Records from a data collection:
## START
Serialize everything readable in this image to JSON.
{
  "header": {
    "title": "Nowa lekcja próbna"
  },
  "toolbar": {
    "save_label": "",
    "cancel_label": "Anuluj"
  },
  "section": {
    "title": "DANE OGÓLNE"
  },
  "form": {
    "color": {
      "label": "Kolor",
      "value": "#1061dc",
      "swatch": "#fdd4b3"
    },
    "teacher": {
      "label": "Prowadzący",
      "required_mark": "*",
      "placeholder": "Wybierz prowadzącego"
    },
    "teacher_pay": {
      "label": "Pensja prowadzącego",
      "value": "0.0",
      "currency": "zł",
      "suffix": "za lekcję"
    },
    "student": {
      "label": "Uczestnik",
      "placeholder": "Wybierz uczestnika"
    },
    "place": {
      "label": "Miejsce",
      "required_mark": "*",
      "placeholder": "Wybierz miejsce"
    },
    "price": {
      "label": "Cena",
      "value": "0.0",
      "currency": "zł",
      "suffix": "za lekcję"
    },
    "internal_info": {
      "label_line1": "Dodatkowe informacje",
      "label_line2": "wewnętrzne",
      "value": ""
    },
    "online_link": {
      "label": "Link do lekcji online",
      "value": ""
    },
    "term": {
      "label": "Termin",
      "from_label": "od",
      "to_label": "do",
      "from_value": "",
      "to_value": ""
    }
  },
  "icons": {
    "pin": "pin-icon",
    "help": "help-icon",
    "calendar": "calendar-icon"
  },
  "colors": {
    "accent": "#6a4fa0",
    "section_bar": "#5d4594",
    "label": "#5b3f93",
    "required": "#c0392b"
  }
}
## END
- **PROBLEM REQUIREMENTS**: Repeat back the data above, exact to the last character.

- **EXPECTED ANSWER**:
Serialize everything readable in this image to JSON.
{
  "header": {
    "title": "Nowa lekcja próbna"
  },
  "toolbar": {
    "save_label": "",
    "cancel_label": "Anuluj"
  },
  "section": {
    "title": "DANE OGÓLNE"
  },
  "form": {
    "color": {
      "label": "Kolor",
      "value": "#1061dc",
      "swatch": "#fdd4b3"
    },
    "teacher": {
      "label": "Prowadzący",
      "required_mark": "*",
      "placeholder": "Wybierz prowadzącego"
    },
    "teacher_pay": {
      "label": "Pensja prowadzącego",
      "value": "0.0",
      "currency": "zł",
      "suffix": "za lekcję"
    },
    "student": {
      "label": "Uczestnik",
      "placeholder": "Wybierz uczestnika"
    },
    "place": {
      "label": "Miejsce",
      "required_mark": "*",
      "placeholder": "Wybierz miejsce"
    },
    "price": {
      "label": "Cena",
      "value": "0.0",
      "currency": "zł",
      "suffix": "za lekcję"
    },
    "internal_info": {
      "label_line1": "Dodatkowe informacje",
      "label_line2": "wewnętrzne",
      "value": ""
    },
    "online_link": {
      "label": "Link do lekcji online",
      "value": ""
    },
    "term": {
      "label": "Termin",
      "from_label": "od",
      "to_label": "do",
      "from_value": "",
      "to_value": ""
    }
  },
  "icons": {
    "pin": "pin-icon",
    "help": "help-icon",
    "calendar": "calendar-icon"
  },
  "colors": {
    "accent": "#6a4fa0",
    "section_bar": "#5d4594",
    "label": "#5b3f93",
    "required": "#c0392b"
  }
}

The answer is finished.